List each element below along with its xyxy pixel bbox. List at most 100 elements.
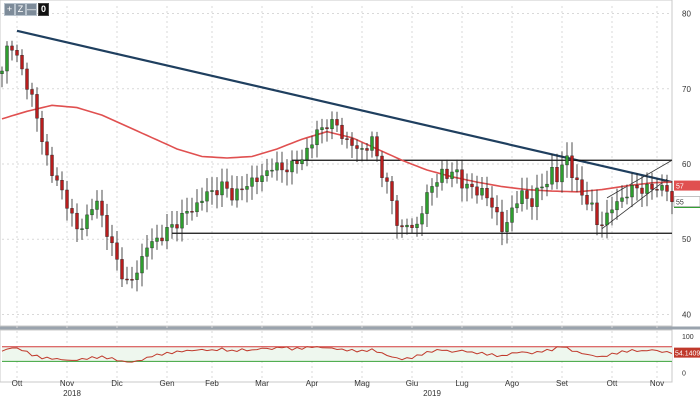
y-tick-label: 80 (682, 10, 691, 19)
candle-up (265, 170, 269, 176)
candle-up (170, 224, 174, 228)
candle-down (50, 154, 54, 176)
x-tick-label: Nov (60, 379, 74, 388)
candle-up (180, 212, 184, 229)
candle-up (330, 119, 334, 130)
candle-down (125, 278, 129, 281)
candle-up (275, 162, 279, 171)
candle-up (300, 159, 304, 164)
candle-down (640, 187, 644, 194)
x-tick-label: Ott (12, 379, 23, 388)
candle-down (665, 185, 669, 192)
candle-down (460, 169, 464, 189)
candle-down (365, 148, 369, 151)
candle-down (15, 50, 19, 56)
candle-up (550, 167, 554, 185)
candle-down (500, 211, 504, 232)
candle-up (320, 127, 324, 130)
candle-up (520, 190, 524, 204)
candle-down (485, 188, 489, 199)
candle-down (410, 224, 414, 228)
x-tick-label: Giu (406, 379, 418, 388)
zoom-reset-button[interactable]: Z (15, 3, 26, 16)
x-tick-label: Mar (255, 379, 269, 388)
y-tick-label: 50 (682, 235, 691, 244)
candle-up (405, 224, 409, 228)
candle-down (390, 181, 394, 201)
x-tick-label: Lug (455, 379, 468, 388)
downtrend-line (16, 29, 673, 184)
candle-up (545, 183, 549, 188)
candle-down (240, 188, 244, 191)
candle-up (430, 186, 434, 193)
zoom-out-button[interactable]: — (26, 3, 37, 16)
channel-high-line (606, 159, 673, 199)
candle-up (145, 247, 149, 257)
candle-up (185, 211, 189, 214)
candle-down (490, 197, 494, 208)
candle-down (585, 194, 589, 205)
y-tick-label: 70 (682, 85, 691, 94)
candle-up (150, 241, 154, 249)
candle-up (630, 185, 634, 198)
candle-down (70, 208, 74, 214)
candle-up (455, 169, 459, 173)
oscillator-y-tick-label: 0 (682, 370, 686, 377)
moving-average-line (1, 104, 673, 193)
candle-up (465, 183, 469, 189)
candle-down (530, 198, 534, 207)
candle-down (35, 94, 39, 119)
oscillator-line (1, 346, 673, 363)
candle-down (375, 136, 379, 157)
candle-down (100, 200, 104, 216)
x-year-label: 2018 (63, 389, 81, 398)
x-tick-label: Feb (205, 379, 219, 388)
candle-up (505, 222, 509, 232)
candle-up (200, 200, 204, 203)
candle-up (615, 201, 619, 211)
candle-up (135, 272, 139, 280)
candle-up (90, 209, 94, 216)
candle-down (120, 259, 124, 280)
candle-down (345, 138, 349, 140)
candle-down (25, 68, 29, 90)
candle-up (415, 223, 419, 228)
candle-down (555, 167, 559, 183)
candle-down (380, 155, 384, 178)
reset-view-button[interactable]: 0 (38, 3, 49, 16)
candle-down (655, 189, 659, 191)
candle-down (175, 224, 179, 229)
x-tick-label: Nov (650, 379, 664, 388)
x-tick-label: Mag (354, 379, 370, 388)
zoom-in-button[interactable]: + (4, 3, 15, 16)
candle-up (605, 212, 609, 226)
candle-up (0, 70, 4, 74)
candle-down (130, 279, 134, 281)
candle-up (290, 160, 294, 173)
candle-up (305, 147, 309, 160)
x-tick-label: Ago (505, 379, 520, 388)
candle-down (395, 200, 399, 226)
y-tick-label: 60 (682, 160, 691, 169)
candle-down (475, 186, 479, 196)
oscillator-value-tag (674, 347, 700, 358)
candle-up (440, 168, 444, 183)
candle-down (635, 185, 639, 189)
candle-down (55, 175, 59, 181)
candle-down (350, 138, 354, 146)
candle-down (65, 189, 69, 209)
channel-low-line (601, 178, 668, 230)
candle-down (600, 224, 604, 227)
candle-up (205, 191, 209, 202)
candle-down (110, 236, 114, 244)
candle-down (355, 145, 359, 149)
candle-down (595, 202, 599, 226)
candle-down (60, 180, 64, 191)
lower-price-tag-text: 55 (676, 200, 684, 207)
candle-up (220, 181, 224, 196)
oscillator-value-tag-text: 54.1409 (675, 351, 700, 358)
candle-up (370, 136, 374, 151)
candle-down (190, 211, 194, 213)
candle-up (620, 197, 624, 202)
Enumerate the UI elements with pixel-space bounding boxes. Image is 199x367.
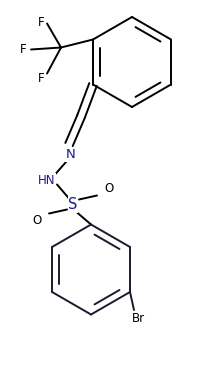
============================================================
:: PROBLEM TO SOLVE ::
Print the entire listing above verbatim, character for character, omitting both pictures.

:: WORKED SOLUTION ::
List each element below along with its xyxy pixel bbox. List at most 100 elements.
y-tick-label: 80 (682, 10, 691, 19)
candle-up (265, 170, 269, 176)
candle-up (170, 224, 174, 228)
candle-down (50, 154, 54, 176)
x-tick-label: Nov (60, 379, 74, 388)
candle-up (180, 212, 184, 229)
candle-up (330, 119, 334, 130)
candle-down (125, 278, 129, 281)
candle-up (275, 162, 279, 171)
candle-up (300, 159, 304, 164)
candle-down (640, 187, 644, 194)
x-tick-label: Ott (12, 379, 23, 388)
candle-down (665, 185, 669, 192)
candle-down (460, 169, 464, 189)
candle-down (365, 148, 369, 151)
candle-down (15, 50, 19, 56)
candle-up (550, 167, 554, 185)
candle-down (500, 211, 504, 232)
candle-up (320, 127, 324, 130)
candle-up (520, 190, 524, 204)
candle-down (485, 188, 489, 199)
candle-down (410, 224, 414, 228)
x-tick-label: Giu (406, 379, 418, 388)
zoom-reset-button[interactable]: Z (15, 3, 26, 16)
x-tick-label: Mar (255, 379, 269, 388)
y-tick-label: 50 (682, 235, 691, 244)
candle-up (405, 224, 409, 228)
candle-down (390, 181, 394, 201)
x-tick-label: Lug (455, 379, 468, 388)
downtrend-line (16, 29, 673, 184)
candle-up (545, 183, 549, 188)
candle-down (240, 188, 244, 191)
candle-up (430, 186, 434, 193)
zoom-out-button[interactable]: — (26, 3, 37, 16)
channel-high-line (606, 159, 673, 199)
candle-up (145, 247, 149, 257)
candle-up (185, 211, 189, 214)
candle-down (490, 197, 494, 208)
candle-down (585, 194, 589, 205)
y-tick-label: 70 (682, 85, 691, 94)
candle-up (150, 241, 154, 249)
candle-up (630, 185, 634, 198)
candle-down (70, 208, 74, 214)
candle-up (455, 169, 459, 173)
oscillator-y-tick-label: 0 (682, 370, 686, 377)
moving-average-line (1, 104, 673, 193)
candle-up (465, 183, 469, 189)
candle-down (530, 198, 534, 207)
candle-down (35, 94, 39, 119)
oscillator-line (1, 346, 673, 363)
candle-down (375, 136, 379, 157)
candle-down (100, 200, 104, 216)
x-year-label: 2018 (63, 389, 81, 398)
x-tick-label: Feb (205, 379, 219, 388)
candle-up (505, 222, 509, 232)
candle-up (200, 200, 204, 203)
candle-up (615, 201, 619, 211)
candle-up (135, 272, 139, 280)
candle-up (90, 209, 94, 216)
candle-down (120, 259, 124, 280)
candle-down (345, 138, 349, 140)
candle-down (25, 68, 29, 90)
candle-up (415, 223, 419, 228)
candle-down (555, 167, 559, 183)
candle-down (380, 155, 384, 178)
reset-view-button[interactable]: 0 (38, 3, 49, 16)
candle-down (655, 189, 659, 191)
candle-down (175, 224, 179, 229)
x-tick-label: Nov (650, 379, 664, 388)
x-tick-label: Mag (354, 379, 370, 388)
zoom-in-button[interactable]: + (4, 3, 15, 16)
candle-up (605, 212, 609, 226)
candle-up (0, 70, 4, 74)
candle-down (130, 279, 134, 281)
candle-up (290, 160, 294, 173)
candle-up (305, 147, 309, 160)
x-tick-label: Ago (505, 379, 520, 388)
candle-down (395, 200, 399, 226)
y-tick-label: 60 (682, 160, 691, 169)
candle-down (475, 186, 479, 196)
oscillator-value-tag (674, 347, 700, 358)
candle-up (440, 168, 444, 183)
candle-down (635, 185, 639, 189)
candle-down (55, 175, 59, 181)
candle-down (350, 138, 354, 146)
candle-down (65, 189, 69, 209)
channel-low-line (601, 178, 668, 230)
candle-down (600, 224, 604, 227)
candle-up (205, 191, 209, 202)
candle-down (110, 236, 114, 244)
candle-down (355, 145, 359, 149)
candle-down (595, 202, 599, 226)
candle-down (60, 180, 64, 191)
lower-price-tag-text: 55 (676, 200, 684, 207)
candle-up (220, 181, 224, 196)
oscillator-value-tag-text: 54.1409 (675, 351, 700, 358)
candle-up (370, 136, 374, 151)
candle-down (190, 211, 194, 213)
candle-up (620, 197, 624, 202)
Enumerate the UI elements with pixel-space bounding boxes. Image is 199x367.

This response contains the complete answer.